Task description -
The entries need to be copied exactly.
= = =
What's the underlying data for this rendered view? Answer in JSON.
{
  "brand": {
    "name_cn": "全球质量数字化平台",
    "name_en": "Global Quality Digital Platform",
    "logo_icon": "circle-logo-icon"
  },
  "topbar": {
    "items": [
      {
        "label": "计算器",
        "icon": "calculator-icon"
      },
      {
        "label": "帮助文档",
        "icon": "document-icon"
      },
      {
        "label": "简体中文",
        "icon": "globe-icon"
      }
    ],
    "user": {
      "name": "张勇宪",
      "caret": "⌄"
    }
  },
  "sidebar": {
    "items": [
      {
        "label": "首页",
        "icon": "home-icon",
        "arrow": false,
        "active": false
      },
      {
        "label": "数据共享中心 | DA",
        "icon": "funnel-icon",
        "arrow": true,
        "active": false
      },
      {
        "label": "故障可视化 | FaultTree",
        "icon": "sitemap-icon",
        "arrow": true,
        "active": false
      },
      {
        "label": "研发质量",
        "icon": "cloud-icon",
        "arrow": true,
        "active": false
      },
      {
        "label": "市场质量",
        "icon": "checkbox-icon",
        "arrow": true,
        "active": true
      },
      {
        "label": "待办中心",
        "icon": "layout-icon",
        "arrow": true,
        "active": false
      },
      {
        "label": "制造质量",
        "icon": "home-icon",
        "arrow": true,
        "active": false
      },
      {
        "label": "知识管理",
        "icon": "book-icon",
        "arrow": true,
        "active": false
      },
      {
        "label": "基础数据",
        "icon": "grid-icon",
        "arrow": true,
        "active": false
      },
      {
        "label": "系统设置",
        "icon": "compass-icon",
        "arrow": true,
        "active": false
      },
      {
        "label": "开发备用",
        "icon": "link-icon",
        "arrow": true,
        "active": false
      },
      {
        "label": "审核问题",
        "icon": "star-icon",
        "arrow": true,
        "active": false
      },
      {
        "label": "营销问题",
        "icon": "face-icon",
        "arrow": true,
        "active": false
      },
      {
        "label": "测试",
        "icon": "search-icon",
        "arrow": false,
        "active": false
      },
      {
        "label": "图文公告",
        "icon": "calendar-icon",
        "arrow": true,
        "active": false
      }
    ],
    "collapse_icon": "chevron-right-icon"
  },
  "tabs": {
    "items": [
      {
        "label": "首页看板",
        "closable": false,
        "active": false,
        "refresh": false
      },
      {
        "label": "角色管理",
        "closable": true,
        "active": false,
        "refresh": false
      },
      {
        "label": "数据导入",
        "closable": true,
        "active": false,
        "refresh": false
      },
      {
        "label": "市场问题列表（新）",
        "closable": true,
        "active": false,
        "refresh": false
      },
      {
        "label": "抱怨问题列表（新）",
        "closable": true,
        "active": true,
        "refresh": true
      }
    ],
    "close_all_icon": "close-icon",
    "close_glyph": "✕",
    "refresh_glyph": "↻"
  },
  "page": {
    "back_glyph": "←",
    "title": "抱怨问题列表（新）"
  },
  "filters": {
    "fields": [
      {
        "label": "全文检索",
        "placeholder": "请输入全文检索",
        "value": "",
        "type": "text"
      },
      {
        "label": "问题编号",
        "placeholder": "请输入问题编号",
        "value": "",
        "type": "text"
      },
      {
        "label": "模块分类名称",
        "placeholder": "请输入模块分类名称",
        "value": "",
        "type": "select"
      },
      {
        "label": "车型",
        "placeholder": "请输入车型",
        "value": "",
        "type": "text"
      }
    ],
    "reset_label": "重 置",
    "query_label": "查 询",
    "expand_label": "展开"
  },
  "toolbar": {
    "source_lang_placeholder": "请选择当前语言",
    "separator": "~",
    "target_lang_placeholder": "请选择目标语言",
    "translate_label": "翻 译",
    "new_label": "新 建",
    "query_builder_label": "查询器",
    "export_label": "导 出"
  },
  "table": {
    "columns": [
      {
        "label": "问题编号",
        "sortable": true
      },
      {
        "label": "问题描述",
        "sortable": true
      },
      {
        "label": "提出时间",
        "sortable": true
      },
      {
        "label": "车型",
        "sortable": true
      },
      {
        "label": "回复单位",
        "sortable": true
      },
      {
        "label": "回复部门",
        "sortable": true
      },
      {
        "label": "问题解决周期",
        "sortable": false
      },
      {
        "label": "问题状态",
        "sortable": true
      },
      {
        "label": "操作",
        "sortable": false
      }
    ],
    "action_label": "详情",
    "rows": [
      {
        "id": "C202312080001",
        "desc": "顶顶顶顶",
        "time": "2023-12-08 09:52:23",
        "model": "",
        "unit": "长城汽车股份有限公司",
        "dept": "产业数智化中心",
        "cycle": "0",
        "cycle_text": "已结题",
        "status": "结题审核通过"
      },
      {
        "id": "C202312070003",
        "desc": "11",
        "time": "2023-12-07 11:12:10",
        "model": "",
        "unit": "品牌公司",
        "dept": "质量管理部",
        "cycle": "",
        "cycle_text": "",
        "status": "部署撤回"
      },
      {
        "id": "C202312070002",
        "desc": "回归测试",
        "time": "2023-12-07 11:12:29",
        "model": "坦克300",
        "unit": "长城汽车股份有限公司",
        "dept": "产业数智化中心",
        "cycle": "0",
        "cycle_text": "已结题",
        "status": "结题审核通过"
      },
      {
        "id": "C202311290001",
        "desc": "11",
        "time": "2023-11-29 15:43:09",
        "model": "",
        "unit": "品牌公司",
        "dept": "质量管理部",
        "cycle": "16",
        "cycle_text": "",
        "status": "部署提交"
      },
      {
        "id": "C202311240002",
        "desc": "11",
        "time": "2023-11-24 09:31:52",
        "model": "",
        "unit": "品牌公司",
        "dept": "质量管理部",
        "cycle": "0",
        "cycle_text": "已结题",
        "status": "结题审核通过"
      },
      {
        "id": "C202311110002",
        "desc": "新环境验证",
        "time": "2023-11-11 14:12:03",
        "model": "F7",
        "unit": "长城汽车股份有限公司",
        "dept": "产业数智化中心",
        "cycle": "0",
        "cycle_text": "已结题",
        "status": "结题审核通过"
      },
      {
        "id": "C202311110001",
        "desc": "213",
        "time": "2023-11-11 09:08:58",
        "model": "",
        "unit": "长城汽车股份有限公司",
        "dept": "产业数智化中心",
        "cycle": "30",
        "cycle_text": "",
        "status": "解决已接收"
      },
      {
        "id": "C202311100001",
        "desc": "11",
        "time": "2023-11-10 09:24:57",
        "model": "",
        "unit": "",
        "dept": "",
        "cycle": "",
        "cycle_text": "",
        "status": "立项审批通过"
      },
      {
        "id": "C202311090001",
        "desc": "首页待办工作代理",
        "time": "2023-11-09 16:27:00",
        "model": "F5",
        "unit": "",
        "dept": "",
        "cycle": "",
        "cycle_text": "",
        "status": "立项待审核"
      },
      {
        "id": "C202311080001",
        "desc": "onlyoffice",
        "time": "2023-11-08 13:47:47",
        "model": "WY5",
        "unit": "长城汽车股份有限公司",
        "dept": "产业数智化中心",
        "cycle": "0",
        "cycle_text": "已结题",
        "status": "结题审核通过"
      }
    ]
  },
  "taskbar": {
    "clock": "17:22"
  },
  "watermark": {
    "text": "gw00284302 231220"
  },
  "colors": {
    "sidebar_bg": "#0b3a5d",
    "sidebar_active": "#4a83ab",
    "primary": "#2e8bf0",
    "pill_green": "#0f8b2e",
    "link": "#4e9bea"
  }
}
= = =
Task result -
What's the underlying data for this rendered view? Answer in JSON.
{
  "brand": {
    "name_cn": "全球质量数字化平台",
    "name_en": "Global Quality Digital Platform",
    "logo_icon": "circle-logo-icon"
  },
  "topbar": {
    "items": [
      {
        "label": "计算器",
        "icon": "calculator-icon"
      },
      {
        "label": "帮助文档",
        "icon": "document-icon"
      },
      {
        "label": "简体中文",
        "icon": "globe-icon"
      }
    ],
    "user": {
      "name": "张勇宪",
      "caret": "⌄"
    }
  },
  "sidebar": {
    "items": [
      {
        "label": "首页",
        "icon": "home-icon",
        "arrow": false,
        "active": false
      },
      {
        "label": "数据共享中心 | DA",
        "icon": "funnel-icon",
        "arrow": true,
        "active": false
      },
      {
        "label": "故障可视化 | FaultTree",
        "icon": "sitemap-icon",
        "arrow": true,
        "active": false
      },
      {
        "label": "研发质量",
        "icon": "cloud-icon",
        "arrow": true,
        "active": false
      },
      {
        "label": "市场质量",
        "icon": "checkbox-icon",
        "arrow": true,
        "active": true
      },
      {
        "label": "待办中心",
        "icon": "layout-icon",
        "arrow": true,
        "active": false
      },
      {
        "label": "制造质量",
        "icon": "home-icon",
        "arrow": true,
        "active": false
      },
      {
        "label": "知识管理",
        "icon": "book-icon",
        "arrow": true,
        "active": false
      },
      {
        "label": "基础数据",
        "icon": "grid-icon",
        "arrow": true,
        "active": false
      },
      {
        "label": "系统设置",
        "icon": "compass-icon",
        "arrow": true,
        "active": false
      },
      {
        "label": "开发备用",
        "icon": "link-icon",
        "arrow": true,
        "active": false
      },
      {
        "label": "审核问题",
        "icon": "star-icon",
        "arrow": true,
        "active": false
      },
      {
        "label": "营销问题",
        "icon": "face-icon",
        "arrow": true,
        "active": false
      },
      {
        "label": "测试",
        "icon": "search-icon",
        "arrow": false,
        "active": false
      },
      {
        "label": "图文公告",
        "icon": "calendar-icon",
        "arrow": true,
        "active": false
      }
    ],
    "collapse_icon": "chevron-right-icon"
  },
  "tabs": {
    "items": [
      {
        "label": "首页看板",
        "closable": false,
        "active": false,
        "refresh": false
      },
      {
        "label": "角色管理",
        "closable": true,
        "active": false,
        "refresh": false
      },
      {
        "label": "数据导入",
        "closable": true,
        "active": false,
        "refresh": false
      },
      {
        "label": "市场问题列表（新）",
        "closable": true,
        "active": false,
        "refresh": false
      },
      {
        "label": "抱怨问题列表（新）",
        "closable": true,
        "active": true,
        "refresh": true
      }
    ],
    "close_all_icon": "close-icon",
    "close_glyph": "✕",
    "refresh_glyph": "↻"
  },
  "page": {
    "back_glyph": "←",
    "title": "抱怨问题列表（新）"
  },
  "filters": {
    "fields": [
      {
        "label": "全文检索",
        "placeholder": "请输入全文检索",
        "value": "",
        "type": "text"
      },
      {
        "label": "问题编号",
        "placeholder": "请输入问题编号",
        "value": "",
        "type": "text"
      },
      {
        "label": "模块分类名称",
        "placeholder": "请输入模块分类名称",
        "value": "",
        "type": "select"
      },
      {
        "label": "车型",
        "placeholder": "请输入车型",
        "value": "",
        "type": "text"
      }
    ],
    "reset_label": "重 置",
    "query_label": "查 询",
    "expand_label": "展开"
  },
  "toolbar": {
    "source_lang_placeholder": "请选择当前语言",
    "separator": "~",
    "target_lang_placeholder": "请选择目标语言",
    "translate_label": "翻 译",
    "new_label": "新 建",
    "query_builder_label": "查询器",
    "export_label": "导 出"
  },
  "table": {
    "columns": [
      {
        "label": "问题编号",
        "sortable": true
      },
      {
        "label": "问题描述",
        "sortable": true
      },
      {
        "label": "提出时间",
        "sortable": true
      },
      {
        "label": "车型",
        "sortable": true
      },
      {
        "label": "回复单位",
        "sortable": true
      },
      {
        "label": "回复部门",
        "sortable": true
      },
      {
        "label": "问题解决周期",
        "sortable": false
      },
      {
        "label": "问题状态",
        "sortable": true
      },
      {
        "label": "操作",
        "sortable": false
      }
    ],
    "action_label": "详情",
    "rows": [
      {
        "id": "C202312080001",
        "desc": "顶顶顶顶",
        "time": "2023-12-08 09:52:23",
        "model": "",
        "unit": "长城汽车股份有限公司",
        "dept": "产业数智化中心",
        "cycle": "0",
        "cycle_text": "已结题",
        "status": "结题审核通过"
      },
      {
        "id": "C202312070003",
        "desc": "11",
        "time": "2023-12-07 11:12:10",
        "model": "",
        "unit": "品牌公司",
        "dept": "质量管理部",
        "cycle": "",
        "cycle_text": "",
        "status": "部署撤回"
      },
      {
        "id": "C202312070002",
        "desc": "回归测试",
        "time": "2023-12-07 11:12:29",
        "model": "坦克300",
        "unit": "长城汽车股份有限公司",
        "dept": "产业数智化中心",
        "cycle": "0",
        "cycle_text": "已结题",
        "status": "结题审核通过"
      },
      {
        "id": "C202311290001",
        "desc": "11",
        "time": "2023-11-29 15:43:09",
        "model": "",
        "unit": "品牌公司",
        "dept": "质量管理部",
        "cycle": "16",
        "cycle_text": "",
        "status": "部署提交"
      },
      {
        "id": "C202311240002",
        "desc": "11",
        "time": "2023-11-24 09:31:52",
        "model": "",
        "unit": "品牌公司",
        "dept": "质量管理部",
        "cycle": "0",
        "cycle_text": "已结题",
        "status": "结题审核通过"
      },
      {
        "id": "C202311110002",
        "desc": "新环境验证",
        "time": "2023-11-11 14:12:03",
        "model": "F7",
        "unit": "长城汽车股份有限公司",
        "dept": "产业数智化中心",
        "cycle": "0",
        "cycle_text": "已结题",
        "status": "结题审核通过"
      },
      {
        "id": "C202311110001",
        "desc": "213",
        "time": "2023-11-11 09:08:58",
        "model": "",
        "unit": "长城汽车股份有限公司",
        "dept": "产业数智化中心",
        "cycle": "30",
        "cycle_text": "",
        "status": "解决已接收"
      },
      {
        "id": "C202311100001",
        "desc": "11",
        "time": "2023-11-10 09:24:57",
        "model": "",
        "unit": "",
        "dept": "",
        "cycle": "",
        "cycle_text": "",
        "status": "立项审批通过"
      },
      {
        "id": "C202311090001",
        "desc": "首页待办工作代理",
        "time": "2023-11-09 16:27:00",
        "model": "F5",
        "unit": "",
        "dept": "",
        "cycle": "",
        "cycle_text": "",
        "status": "立项待审核"
      },
      {
        "id": "C202311080001",
        "desc": "onlyoffice",
        "time": "2023-11-08 13:47:47",
        "model": "WY5",
        "unit": "长城汽车股份有限公司",
        "dept": "产业数智化中心",
        "cycle": "0",
        "cycle_text": "已结题",
        "status": "结题审核通过"
      }
    ]
  },
  "taskbar": {
    "clock": "17:22"
  },
  "watermark": {
    "text": "gw00284302 231220"
  },
  "colors": {
    "sidebar_bg": "#0b3a5d",
    "sidebar_active": "#4a83ab",
    "primary": "#2e8bf0",
    "pill_green": "#0f8b2e",
    "link": "#4e9bea"
  }
}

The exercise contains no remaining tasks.